(Entries from a visual dataset)
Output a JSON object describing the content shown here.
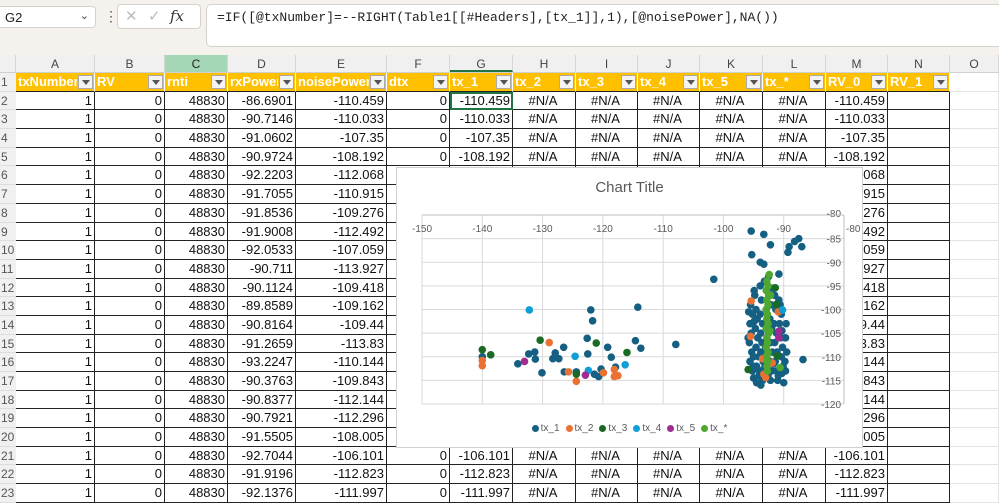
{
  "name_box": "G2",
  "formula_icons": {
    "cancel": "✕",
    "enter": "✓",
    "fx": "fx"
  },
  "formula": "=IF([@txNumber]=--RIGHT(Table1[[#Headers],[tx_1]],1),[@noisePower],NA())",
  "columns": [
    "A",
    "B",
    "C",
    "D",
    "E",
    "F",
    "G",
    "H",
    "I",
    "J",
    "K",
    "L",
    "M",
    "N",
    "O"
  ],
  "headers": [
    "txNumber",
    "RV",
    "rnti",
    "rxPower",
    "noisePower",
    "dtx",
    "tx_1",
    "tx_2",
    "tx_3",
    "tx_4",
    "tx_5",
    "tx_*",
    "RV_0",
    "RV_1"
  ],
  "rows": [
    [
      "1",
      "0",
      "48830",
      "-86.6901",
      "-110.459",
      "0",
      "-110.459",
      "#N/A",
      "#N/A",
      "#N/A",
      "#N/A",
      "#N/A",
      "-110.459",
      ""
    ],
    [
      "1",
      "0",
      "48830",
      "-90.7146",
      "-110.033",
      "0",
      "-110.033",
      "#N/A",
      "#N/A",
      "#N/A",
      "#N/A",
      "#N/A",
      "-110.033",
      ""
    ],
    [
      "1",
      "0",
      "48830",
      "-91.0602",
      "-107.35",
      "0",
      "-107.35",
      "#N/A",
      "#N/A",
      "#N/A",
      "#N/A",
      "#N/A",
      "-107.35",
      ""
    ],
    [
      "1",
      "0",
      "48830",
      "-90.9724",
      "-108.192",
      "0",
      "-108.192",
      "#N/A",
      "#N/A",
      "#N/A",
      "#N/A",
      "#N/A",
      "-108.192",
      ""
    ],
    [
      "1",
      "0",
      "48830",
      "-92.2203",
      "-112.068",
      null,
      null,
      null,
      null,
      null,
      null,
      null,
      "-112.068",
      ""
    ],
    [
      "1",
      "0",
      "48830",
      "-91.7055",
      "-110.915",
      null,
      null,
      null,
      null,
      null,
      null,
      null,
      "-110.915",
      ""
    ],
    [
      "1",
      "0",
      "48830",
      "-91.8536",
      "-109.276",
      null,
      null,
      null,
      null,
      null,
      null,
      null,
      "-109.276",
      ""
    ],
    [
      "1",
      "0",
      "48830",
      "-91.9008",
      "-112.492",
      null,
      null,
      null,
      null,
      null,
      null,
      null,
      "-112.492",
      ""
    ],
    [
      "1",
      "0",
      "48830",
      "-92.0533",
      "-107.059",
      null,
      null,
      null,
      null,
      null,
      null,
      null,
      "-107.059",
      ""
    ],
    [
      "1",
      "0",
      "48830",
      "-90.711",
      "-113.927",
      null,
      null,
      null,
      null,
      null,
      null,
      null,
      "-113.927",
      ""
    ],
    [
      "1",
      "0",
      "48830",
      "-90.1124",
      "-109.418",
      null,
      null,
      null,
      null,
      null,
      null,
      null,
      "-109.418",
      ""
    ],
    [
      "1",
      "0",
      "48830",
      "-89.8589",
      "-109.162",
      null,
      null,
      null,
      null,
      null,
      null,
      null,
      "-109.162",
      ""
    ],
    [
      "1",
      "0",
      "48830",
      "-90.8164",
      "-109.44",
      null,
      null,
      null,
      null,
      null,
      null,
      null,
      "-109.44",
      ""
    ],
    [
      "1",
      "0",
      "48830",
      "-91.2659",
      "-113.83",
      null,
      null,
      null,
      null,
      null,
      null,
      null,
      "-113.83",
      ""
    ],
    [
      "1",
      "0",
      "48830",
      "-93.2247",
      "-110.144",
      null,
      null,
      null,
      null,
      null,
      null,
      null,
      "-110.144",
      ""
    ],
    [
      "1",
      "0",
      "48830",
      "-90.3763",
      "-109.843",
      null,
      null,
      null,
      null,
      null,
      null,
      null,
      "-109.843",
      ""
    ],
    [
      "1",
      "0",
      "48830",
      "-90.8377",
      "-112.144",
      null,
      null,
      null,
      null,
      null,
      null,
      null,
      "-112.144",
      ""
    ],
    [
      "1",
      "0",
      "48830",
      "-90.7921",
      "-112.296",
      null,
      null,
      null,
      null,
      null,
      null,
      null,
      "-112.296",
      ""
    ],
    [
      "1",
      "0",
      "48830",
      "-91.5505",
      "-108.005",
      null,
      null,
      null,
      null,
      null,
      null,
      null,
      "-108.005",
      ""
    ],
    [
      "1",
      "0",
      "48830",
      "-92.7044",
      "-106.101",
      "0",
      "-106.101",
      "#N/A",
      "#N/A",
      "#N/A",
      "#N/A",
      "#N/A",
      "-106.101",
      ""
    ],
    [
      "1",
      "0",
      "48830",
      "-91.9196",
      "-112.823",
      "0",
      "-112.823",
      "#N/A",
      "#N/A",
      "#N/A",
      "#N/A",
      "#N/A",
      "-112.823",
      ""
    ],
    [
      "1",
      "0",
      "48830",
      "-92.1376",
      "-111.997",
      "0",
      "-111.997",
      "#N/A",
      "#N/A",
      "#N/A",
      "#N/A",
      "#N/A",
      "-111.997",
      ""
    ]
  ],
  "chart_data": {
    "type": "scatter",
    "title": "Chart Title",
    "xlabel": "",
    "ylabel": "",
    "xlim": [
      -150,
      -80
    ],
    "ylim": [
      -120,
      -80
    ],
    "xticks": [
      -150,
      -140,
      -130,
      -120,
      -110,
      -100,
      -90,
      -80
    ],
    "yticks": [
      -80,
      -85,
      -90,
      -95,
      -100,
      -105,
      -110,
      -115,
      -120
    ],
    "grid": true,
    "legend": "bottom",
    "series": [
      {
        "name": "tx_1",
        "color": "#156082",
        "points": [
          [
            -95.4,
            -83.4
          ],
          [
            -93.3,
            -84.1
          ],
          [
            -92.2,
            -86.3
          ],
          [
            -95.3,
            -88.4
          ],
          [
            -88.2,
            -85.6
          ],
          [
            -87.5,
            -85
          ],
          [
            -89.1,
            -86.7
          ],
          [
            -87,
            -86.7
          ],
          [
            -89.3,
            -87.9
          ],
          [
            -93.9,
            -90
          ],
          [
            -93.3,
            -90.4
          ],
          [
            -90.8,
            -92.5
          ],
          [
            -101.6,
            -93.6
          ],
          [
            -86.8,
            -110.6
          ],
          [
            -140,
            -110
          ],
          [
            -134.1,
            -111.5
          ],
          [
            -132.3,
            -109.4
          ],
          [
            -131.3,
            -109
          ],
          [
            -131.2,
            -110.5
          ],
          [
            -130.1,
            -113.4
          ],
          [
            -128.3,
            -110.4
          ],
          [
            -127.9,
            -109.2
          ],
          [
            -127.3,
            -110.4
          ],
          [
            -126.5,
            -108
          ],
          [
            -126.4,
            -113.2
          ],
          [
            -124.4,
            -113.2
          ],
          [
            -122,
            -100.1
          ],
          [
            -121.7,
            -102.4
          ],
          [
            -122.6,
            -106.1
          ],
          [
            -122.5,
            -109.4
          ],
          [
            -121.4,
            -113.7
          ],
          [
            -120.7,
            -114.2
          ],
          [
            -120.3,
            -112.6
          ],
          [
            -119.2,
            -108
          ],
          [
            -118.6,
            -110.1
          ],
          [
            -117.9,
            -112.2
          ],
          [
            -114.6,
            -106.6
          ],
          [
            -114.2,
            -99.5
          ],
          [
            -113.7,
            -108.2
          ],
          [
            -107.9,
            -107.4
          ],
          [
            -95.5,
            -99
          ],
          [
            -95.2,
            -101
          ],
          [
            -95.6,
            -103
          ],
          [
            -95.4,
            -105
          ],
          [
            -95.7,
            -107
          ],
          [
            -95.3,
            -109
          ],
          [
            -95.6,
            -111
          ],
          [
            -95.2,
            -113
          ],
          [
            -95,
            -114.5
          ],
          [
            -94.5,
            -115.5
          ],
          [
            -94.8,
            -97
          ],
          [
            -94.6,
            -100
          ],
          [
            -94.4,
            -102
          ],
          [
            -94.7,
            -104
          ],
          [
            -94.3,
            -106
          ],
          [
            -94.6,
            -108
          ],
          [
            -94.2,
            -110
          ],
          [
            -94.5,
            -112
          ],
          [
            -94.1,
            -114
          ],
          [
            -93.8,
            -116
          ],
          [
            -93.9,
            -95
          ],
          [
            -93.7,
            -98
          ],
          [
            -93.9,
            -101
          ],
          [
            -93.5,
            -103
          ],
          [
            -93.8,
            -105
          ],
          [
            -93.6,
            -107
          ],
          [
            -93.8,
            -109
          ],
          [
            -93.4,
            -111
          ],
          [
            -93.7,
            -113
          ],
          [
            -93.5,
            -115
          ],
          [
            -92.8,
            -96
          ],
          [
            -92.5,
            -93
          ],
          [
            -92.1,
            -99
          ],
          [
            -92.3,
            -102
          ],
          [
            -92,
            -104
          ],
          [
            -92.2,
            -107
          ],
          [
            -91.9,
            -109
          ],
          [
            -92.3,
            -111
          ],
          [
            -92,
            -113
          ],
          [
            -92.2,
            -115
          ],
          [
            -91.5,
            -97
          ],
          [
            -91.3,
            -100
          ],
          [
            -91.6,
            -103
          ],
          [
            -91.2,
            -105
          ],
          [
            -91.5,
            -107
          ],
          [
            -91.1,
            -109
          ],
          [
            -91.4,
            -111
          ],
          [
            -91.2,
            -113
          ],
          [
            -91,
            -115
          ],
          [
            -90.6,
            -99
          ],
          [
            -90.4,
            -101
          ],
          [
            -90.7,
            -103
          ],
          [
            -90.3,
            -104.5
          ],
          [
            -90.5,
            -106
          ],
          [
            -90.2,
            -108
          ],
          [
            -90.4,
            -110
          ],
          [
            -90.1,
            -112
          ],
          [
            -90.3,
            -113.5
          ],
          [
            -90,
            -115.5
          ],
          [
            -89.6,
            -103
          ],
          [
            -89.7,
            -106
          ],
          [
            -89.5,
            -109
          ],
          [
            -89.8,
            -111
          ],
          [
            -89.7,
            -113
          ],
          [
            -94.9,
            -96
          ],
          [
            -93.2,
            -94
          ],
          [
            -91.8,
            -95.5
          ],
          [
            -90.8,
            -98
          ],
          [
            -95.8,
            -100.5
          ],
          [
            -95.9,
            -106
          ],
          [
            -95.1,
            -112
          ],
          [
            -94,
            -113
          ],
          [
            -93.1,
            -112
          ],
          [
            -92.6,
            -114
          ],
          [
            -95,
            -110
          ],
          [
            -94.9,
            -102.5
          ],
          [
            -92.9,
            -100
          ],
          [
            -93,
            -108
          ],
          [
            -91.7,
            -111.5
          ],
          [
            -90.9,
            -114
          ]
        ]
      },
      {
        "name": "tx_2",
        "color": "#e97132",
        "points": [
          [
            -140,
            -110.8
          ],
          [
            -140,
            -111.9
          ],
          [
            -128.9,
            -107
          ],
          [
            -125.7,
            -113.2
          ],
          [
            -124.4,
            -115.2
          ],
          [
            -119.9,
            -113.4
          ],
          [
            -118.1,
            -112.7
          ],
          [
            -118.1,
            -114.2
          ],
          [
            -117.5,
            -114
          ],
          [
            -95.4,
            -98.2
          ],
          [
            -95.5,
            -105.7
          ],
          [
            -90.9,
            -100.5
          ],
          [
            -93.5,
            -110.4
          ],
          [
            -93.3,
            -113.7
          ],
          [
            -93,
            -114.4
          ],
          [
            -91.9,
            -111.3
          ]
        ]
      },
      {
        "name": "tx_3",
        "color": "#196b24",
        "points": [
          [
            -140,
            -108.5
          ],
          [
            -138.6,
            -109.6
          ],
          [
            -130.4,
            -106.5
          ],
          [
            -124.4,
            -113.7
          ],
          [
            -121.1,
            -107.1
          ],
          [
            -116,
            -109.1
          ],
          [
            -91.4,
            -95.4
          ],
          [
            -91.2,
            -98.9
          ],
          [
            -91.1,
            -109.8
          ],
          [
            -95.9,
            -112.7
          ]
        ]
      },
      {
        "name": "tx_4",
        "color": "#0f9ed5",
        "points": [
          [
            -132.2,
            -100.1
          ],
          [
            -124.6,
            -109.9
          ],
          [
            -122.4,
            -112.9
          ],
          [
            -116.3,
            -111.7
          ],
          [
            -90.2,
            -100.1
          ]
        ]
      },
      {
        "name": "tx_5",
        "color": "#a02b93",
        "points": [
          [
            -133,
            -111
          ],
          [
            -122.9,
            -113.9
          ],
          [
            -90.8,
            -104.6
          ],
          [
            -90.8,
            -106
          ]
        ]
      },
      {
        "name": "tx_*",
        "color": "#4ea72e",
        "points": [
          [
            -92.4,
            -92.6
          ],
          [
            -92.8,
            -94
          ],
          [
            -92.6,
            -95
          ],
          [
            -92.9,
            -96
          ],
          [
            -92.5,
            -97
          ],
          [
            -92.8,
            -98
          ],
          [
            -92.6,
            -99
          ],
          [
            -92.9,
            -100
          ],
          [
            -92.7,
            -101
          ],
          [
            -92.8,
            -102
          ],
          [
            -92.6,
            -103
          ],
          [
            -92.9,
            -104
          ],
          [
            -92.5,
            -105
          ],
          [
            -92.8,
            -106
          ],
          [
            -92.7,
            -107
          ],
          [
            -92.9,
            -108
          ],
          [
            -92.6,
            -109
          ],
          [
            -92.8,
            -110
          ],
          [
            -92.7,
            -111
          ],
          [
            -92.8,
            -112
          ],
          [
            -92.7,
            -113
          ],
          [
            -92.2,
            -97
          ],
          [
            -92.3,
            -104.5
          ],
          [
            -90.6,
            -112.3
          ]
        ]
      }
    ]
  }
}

GIVEN REQUEST.
Report how many lines of the listing hold the string "color", giving only the number.

OUTPUT FOR THIS EXERCISE.
6